# EXERCISE REQUIREMENTS
From the data that follows, copy every line holding the string "this".

— start MATERIAL PROVIDED —

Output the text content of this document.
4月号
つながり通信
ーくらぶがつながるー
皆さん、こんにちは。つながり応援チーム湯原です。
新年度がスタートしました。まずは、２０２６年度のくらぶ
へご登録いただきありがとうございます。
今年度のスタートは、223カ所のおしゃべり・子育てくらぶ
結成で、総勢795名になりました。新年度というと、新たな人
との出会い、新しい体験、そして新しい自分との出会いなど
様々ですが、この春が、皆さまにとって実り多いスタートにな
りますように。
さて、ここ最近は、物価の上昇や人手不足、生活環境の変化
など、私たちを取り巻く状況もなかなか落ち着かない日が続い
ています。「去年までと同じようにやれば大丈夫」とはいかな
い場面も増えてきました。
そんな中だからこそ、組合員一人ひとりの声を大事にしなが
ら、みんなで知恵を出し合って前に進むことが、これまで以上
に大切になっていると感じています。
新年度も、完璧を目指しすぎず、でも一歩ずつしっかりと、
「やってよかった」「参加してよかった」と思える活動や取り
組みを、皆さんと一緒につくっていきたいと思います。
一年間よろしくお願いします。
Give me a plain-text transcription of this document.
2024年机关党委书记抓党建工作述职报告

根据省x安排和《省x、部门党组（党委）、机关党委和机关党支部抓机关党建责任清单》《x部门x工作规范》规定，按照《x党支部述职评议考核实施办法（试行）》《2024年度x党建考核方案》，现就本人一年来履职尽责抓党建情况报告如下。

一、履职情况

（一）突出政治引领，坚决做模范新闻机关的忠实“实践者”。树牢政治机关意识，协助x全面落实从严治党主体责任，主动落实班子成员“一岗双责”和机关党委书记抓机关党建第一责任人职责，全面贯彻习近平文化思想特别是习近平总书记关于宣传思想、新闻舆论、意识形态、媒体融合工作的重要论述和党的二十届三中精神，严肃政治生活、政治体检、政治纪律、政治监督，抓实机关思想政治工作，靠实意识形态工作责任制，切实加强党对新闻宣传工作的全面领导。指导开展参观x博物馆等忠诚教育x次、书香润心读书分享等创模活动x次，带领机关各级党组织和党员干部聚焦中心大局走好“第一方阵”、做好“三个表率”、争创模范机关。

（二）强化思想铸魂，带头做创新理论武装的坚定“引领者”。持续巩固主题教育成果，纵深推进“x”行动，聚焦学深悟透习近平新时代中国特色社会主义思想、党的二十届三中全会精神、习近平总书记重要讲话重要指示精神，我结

— end MATERIAL PROVIDED —

# REPLY TO THE TASK
Output the text content of this document.
Give me a plain-text transcription of this document.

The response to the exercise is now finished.